Peş peşe gelen felaket

NAMIK DURUKAN- Asrın 2’nci büyük deprem felaketi olarak nitelendirilen depremin merkez üssü Kahraman- maraş’tı. 10 kentte yıkıma neden olan depremde yaklaşık 300 bina yıkıldı. Depremde, en az 234 vatandaş can verdi, yüzlerce kişi yaralandı. Merkez üssü Pazarcık ilçesinde 04.17’de meydana gelen 7.7’lik depremin ardından arama kurtarma çalışmaları sürerken 13.24’te merkez üssü Elbistan olan 7.6 büyüklüğünde ikinci bağımsız bir deprem daha yaşandı. İki büyük deprem Kahramanmaraş’ta Pazarcık, Elbistan, Türkoğlu ilçelerinde büyük hasara yol açtı.

10 saatlik yolculuk

Peş peşe yaşadığı felakete karşın diğer illere göre yardımların en geç ulaştığı il Kahramanmaraş oldu. Vatandaşların büyük ölçüde kendi imkânlarıyla yürüttüğü arama kurtarma çalışmaları sürerken, kentte acı ve öfke saatler geçtikte gittikçe yükseldi. Milliyet olarak Kahramanmaraş gitmek için Ankara’dan dün sabah 08.00’de yola çıktık. Kayseri’ye vardığımızda yoğun bir araç trafiği ile karşılaştık. Depremin en yıkıcı yüzüyle karşı karşıya bölgeye ulaşmak için Cumhurbaşkanlığının aşevi TIR’ları, AFAD, UMKE, arama kurtarmada görevli jandarma ekipleri konvoylar halinde yoldaydı. Kayseri’den Kahramanmaraş yoluna girdiğimizde trafik neredeyse durma noktasına geldi. Hem hava koşulları hem de deprem nedeniyle yollarda meydana gelen hasar ve trafik kazaları yüzünden yardım konvoyları ilerlemekte zorlanıyordu. Öğleden sonra saat 16.00 sularında depremin yıkıcı etkisini Kahramanmaraş’ın Göksun ilçesine vardığımızda fark ettik. Göksun’da birçok bina hasar görmüş ve çatlamıştı. Vatandaşların bir kısmı arama kurtarma çalışmalarına destek olurken, kendilerini açık alanlarda koruma altı alanlar ise yaktıkları ateşlerin etrafında ısınmaya çalışıyordu. Göksun’dan Kahramanmaraş’a yaklaşık 100 km’lik yol 3 saatte anca geçerek toplamda 10 saatlik bir yolculuğun ardından kent merkezine ulaştık.

§ Sağlanan veriler

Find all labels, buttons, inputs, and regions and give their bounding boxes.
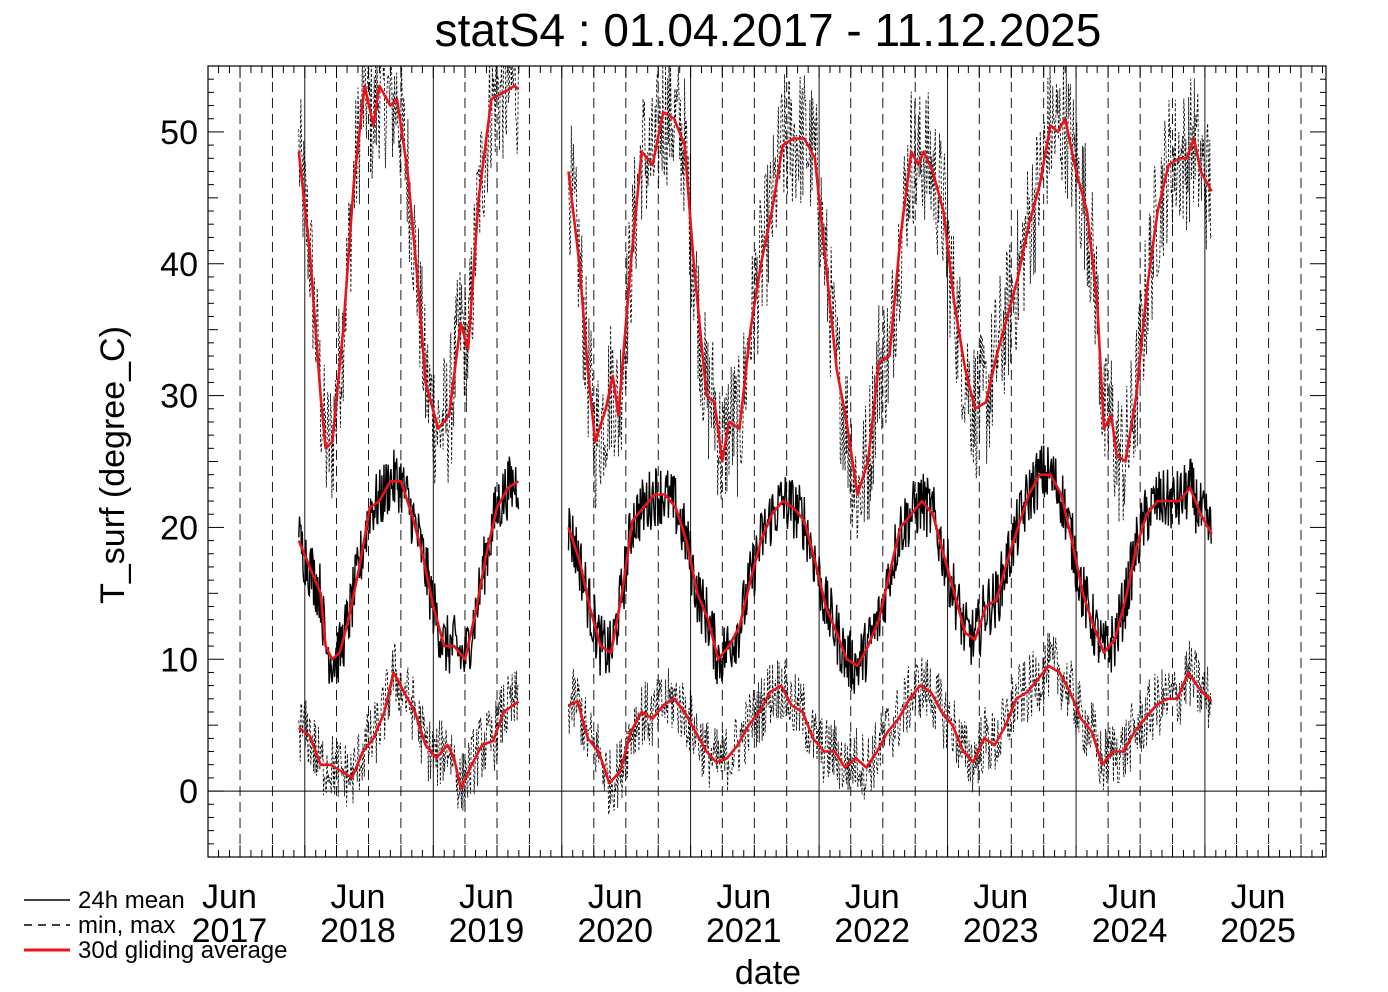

--

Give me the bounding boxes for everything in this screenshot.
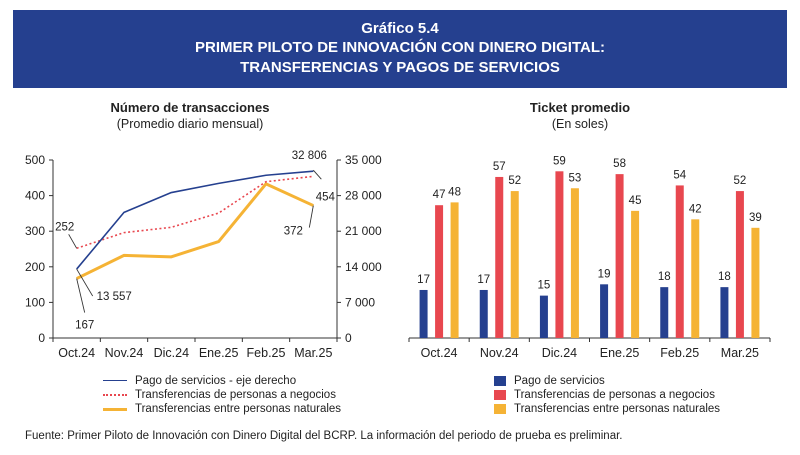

§ Görevler
1. Deprem haberi şu ifadelerle örtüşüyor mu? Her biri için evet ya da hayır deyip haberde kararı belirleyen sözcükleri birebir alıntılar mısınız? (a) Merkez üssü Pazarcık olan deprem 7.7 büyüklüğündeydi. (b) Milliyet ekibi Ankara'dan öğleden sonra yola çıktı. (c) Göksun ile Kahramanmaraş arasındaki yaklaşık 100 km'lik yol 3 saatte geçildi.
2. Deprem haberini son cümlesinden sonra kaldığı yerden sürdürür müsünüz?
Kayıtların bu işle hiçbir ilgisi yoktur.

§ Görevlerin yanıtları
1.
(a) Evet: "Merkez üssü Pazarcık ilçesinde 04.17’de meydana gelen 7.7’lik depremin"
(b) Hayır: "Ankara’dan dün sabah 08.00’de yola çıktık"
(c) Evet: "Göksun’dan Kahramanmaraş’a yaklaşık 100 km’lik yol 3 saatte anca geçerek"

2.
Trafik nedeniyle Kahramanmaraş’a yaklaşık 100 km’lik yolu 3 saatte alabildik.

Ekipler geç ulaştı

Kent merkezinin girişinden itibaren yıkılan binaların görüntüleri ile karşılaştık. Binaların etrafında kurtarma çalışmalarına katılan vatandaşların çalışmalarını görüntüledik. Bu sırada zaman zaman yıkıntılardan yardım sesleri yükseliyordu. Yıkılan bazı binaların bulunduğu yerlerde iş makinalarının çalıştığını gözlemledik. Fakat AFAD ve diğer yardım kuruluşları karayolunda yaşanan yoğunluk nedeniyle saat 18.00 sularında henüz kent merkezine ulaşamamıştı. Kentin merkezinde büyük bölümü eski yapılardan oluşan binaların çoğunluğu yıkılmıştı. Yıkıntıların önünde vatandaşlarca yürütülen kısıtlı kurtarma çalışmaları sürerken, bu sırada enkazın altından insan sesleri duyuluyordu. Çarşı merkezinde yer alan çimento fabrikasında çalışan işçilerin kaldığı Kazanlı Oteli en büyük yıkımın yaşandığı yerlerden biriydi. Otelde onlarca işçinin göçük altında olduğu bilgisini veren vatandaşlar, kendi imkânlarıyla kurtarma çalışmaları yaptıklarını, gelecek profesyonel kurtarma ekiplerini beklediklerini belirtti. Merkezde birinci ve ikinci katları iş merkezi olarak kullanılan Gözde 1, Gözde 2 ve Gözde 3 adlı binaların tamamen çöktüğü görüldü. Çöken inşaatın önünde görüştüğümüz Mehmet Yel, bu binaların 1984-1985 yılında yapıldığını kendisinin de fiilen inşaatta çalıştığını belirterek, “Eski bina olduğu için dayanamadı” dedi. Buna benzer çok sayıda eski bina ve yanı sıra bölgede yapılan yeni binaların da yıkıldığını aktardı. Kent merkezine dün akşam saati itibarıyla elektrik verilemezken, telefon ile iletişimde sıkıntı yaşanıyordu.

Bina enkazlarının başında yakınlarını bekleyen ya da kurtarma çalışmalarına katılan vatandaşlar saatler ilerlediği halde yardım gelmemesine öfkeliydi.

Kâğıt gibi yırtıldı

Şehir merkezinde yol boyunca neredeyse tüm binalar hasar gördü. Trabzon Caddesi ile Müftülük Meydanı çevresindeki birçok bina kâğıt gibi çöktü. Pazarcık ilçesi merkezinde neredeyse tüm binalarda hasar olduğu bildirildi.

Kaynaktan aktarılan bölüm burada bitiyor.